Restate the entire listing word for word.

→ INPUT ROWS:
□ □ □ □ □

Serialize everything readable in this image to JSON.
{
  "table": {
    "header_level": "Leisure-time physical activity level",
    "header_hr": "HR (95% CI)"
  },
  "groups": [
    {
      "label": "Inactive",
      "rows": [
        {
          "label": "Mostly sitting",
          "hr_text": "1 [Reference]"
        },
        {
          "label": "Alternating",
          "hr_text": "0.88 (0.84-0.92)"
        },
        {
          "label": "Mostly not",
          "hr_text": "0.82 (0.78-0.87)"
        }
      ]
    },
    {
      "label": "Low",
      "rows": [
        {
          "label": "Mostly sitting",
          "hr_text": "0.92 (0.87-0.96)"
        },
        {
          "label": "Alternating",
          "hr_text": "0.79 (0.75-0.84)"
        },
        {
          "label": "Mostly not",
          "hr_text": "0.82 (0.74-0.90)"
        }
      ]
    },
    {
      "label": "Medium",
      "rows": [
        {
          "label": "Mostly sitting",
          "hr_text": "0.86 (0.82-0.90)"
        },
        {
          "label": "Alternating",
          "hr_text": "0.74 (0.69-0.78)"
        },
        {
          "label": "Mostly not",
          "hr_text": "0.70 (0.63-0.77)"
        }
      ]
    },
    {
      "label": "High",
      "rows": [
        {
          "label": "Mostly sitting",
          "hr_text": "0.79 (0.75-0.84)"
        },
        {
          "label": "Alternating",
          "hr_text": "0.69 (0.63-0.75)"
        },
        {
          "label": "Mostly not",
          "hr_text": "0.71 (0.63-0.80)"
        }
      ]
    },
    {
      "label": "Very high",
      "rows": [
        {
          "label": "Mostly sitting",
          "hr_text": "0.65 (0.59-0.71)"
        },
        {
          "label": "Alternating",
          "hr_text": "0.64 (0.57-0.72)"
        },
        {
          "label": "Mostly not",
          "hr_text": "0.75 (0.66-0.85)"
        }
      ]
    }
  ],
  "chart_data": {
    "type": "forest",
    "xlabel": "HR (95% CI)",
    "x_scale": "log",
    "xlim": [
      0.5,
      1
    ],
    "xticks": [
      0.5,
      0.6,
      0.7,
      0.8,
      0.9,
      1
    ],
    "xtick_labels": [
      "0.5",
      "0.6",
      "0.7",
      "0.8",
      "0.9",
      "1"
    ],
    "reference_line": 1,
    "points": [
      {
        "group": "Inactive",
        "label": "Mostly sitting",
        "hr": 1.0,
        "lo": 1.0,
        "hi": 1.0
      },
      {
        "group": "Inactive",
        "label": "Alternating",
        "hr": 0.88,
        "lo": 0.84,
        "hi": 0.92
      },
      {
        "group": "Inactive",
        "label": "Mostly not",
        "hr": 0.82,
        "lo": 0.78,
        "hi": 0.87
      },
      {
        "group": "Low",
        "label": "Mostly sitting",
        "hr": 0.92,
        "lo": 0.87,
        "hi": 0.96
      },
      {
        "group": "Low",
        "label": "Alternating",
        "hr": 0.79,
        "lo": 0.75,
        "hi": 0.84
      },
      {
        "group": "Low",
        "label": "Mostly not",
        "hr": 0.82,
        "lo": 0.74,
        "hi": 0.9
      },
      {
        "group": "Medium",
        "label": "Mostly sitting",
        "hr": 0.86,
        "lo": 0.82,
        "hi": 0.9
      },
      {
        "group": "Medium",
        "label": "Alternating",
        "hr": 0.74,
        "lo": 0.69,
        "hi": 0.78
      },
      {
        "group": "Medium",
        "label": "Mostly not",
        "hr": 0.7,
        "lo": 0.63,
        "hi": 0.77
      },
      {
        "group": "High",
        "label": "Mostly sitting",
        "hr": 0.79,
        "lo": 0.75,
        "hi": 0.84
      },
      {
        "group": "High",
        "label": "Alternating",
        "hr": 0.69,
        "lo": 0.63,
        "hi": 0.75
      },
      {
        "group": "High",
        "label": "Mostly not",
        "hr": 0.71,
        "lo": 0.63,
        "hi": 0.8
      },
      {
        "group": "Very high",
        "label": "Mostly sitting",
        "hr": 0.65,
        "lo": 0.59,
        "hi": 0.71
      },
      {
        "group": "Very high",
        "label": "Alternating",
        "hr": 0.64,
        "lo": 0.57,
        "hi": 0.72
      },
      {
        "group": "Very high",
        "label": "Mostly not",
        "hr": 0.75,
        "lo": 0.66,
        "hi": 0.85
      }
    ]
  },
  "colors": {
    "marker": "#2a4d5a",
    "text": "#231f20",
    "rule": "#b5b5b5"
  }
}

□ □ □ □ □

→ RESPONSE BELOW:
Serialize everything readable in this image to JSON.
{
  "table": {
    "header_level": "Leisure-time physical activity level",
    "header_hr": "HR (95% CI)"
  },
  "groups": [
    {
      "label": "Inactive",
      "rows": [
        {
          "label": "Mostly sitting",
          "hr_text": "1 [Reference]"
        },
        {
          "label": "Alternating",
          "hr_text": "0.88 (0.84-0.92)"
        },
        {
          "label": "Mostly not",
          "hr_text": "0.82 (0.78-0.87)"
        }
      ]
    },
    {
      "label": "Low",
      "rows": [
        {
          "label": "Mostly sitting",
          "hr_text": "0.92 (0.87-0.96)"
        },
        {
          "label": "Alternating",
          "hr_text": "0.79 (0.75-0.84)"
        },
        {
          "label": "Mostly not",
          "hr_text": "0.82 (0.74-0.90)"
        }
      ]
    },
    {
      "label": "Medium",
      "rows": [
        {
          "label": "Mostly sitting",
          "hr_text": "0.86 (0.82-0.90)"
        },
        {
          "label": "Alternating",
          "hr_text": "0.74 (0.69-0.78)"
        },
        {
          "label": "Mostly not",
          "hr_text": "0.70 (0.63-0.77)"
        }
      ]
    },
    {
      "label": "High",
      "rows": [
        {
          "label": "Mostly sitting",
          "hr_text": "0.79 (0.75-0.84)"
        },
        {
          "label": "Alternating",
          "hr_text": "0.69 (0.63-0.75)"
        },
        {
          "label": "Mostly not",
          "hr_text": "0.71 (0.63-0.80)"
        }
      ]
    },
    {
      "label": "Very high",
      "rows": [
        {
          "label": "Mostly sitting",
          "hr_text": "0.65 (0.59-0.71)"
        },
        {
          "label": "Alternating",
          "hr_text": "0.64 (0.57-0.72)"
        },
        {
          "label": "Mostly not",
          "hr_text": "0.75 (0.66-0.85)"
        }
      ]
    }
  ],
  "chart_data": {
    "type": "forest",
    "xlabel": "HR (95% CI)",
    "x_scale": "log",
    "xlim": [
      0.5,
      1
    ],
    "xticks": [
      0.5,
      0.6,
      0.7,
      0.8,
      0.9,
      1
    ],
    "xtick_labels": [
      "0.5",
      "0.6",
      "0.7",
      "0.8",
      "0.9",
      "1"
    ],
    "reference_line": 1,
    "points": [
      {
        "group": "Inactive",
        "label": "Mostly sitting",
        "hr": 1.0,
        "lo": 1.0,
        "hi": 1.0
      },
      {
        "group": "Inactive",
        "label": "Alternating",
        "hr": 0.88,
        "lo": 0.84,
        "hi": 0.92
      },
      {
        "group": "Inactive",
        "label": "Mostly not",
        "hr": 0.82,
        "lo": 0.78,
        "hi": 0.87
      },
      {
        "group": "Low",
        "label": "Mostly sitting",
        "hr": 0.92,
        "lo": 0.87,
        "hi": 0.96
      },
      {
        "group": "Low",
        "label": "Alternating",
        "hr": 0.79,
        "lo": 0.75,
        "hi": 0.84
      },
      {
        "group": "Low",
        "label": "Mostly not",
        "hr": 0.82,
        "lo": 0.74,
        "hi": 0.9
      },
      {
        "group": "Medium",
        "label": "Mostly sitting",
        "hr": 0.86,
        "lo": 0.82,
        "hi": 0.9
      },
      {
        "group": "Medium",
        "label": "Alternating",
        "hr": 0.74,
        "lo": 0.69,
        "hi": 0.78
      },
      {
        "group": "Medium",
        "label": "Mostly not",
        "hr": 0.7,
        "lo": 0.63,
        "hi": 0.77
      },
      {
        "group": "High",
        "label": "Mostly sitting",
        "hr": 0.79,
        "lo": 0.75,
        "hi": 0.84
      },
      {
        "group": "High",
        "label": "Alternating",
        "hr": 0.69,
        "lo": 0.63,
        "hi": 0.75
      },
      {
        "group": "High",
        "label": "Mostly not",
        "hr": 0.71,
        "lo": 0.63,
        "hi": 0.8
      },
      {
        "group": "Very high",
        "label": "Mostly sitting",
        "hr": 0.65,
        "lo": 0.59,
        "hi": 0.71
      },
      {
        "group": "Very high",
        "label": "Alternating",
        "hr": 0.64,
        "lo": 0.57,
        "hi": 0.72
      },
      {
        "group": "Very high",
        "label": "Mostly not",
        "hr": 0.75,
        "lo": 0.66,
        "hi": 0.85
      }
    ]
  },
  "colors": {
    "marker": "#2a4d5a",
    "text": "#231f20",
    "rule": "#b5b5b5"
  }
}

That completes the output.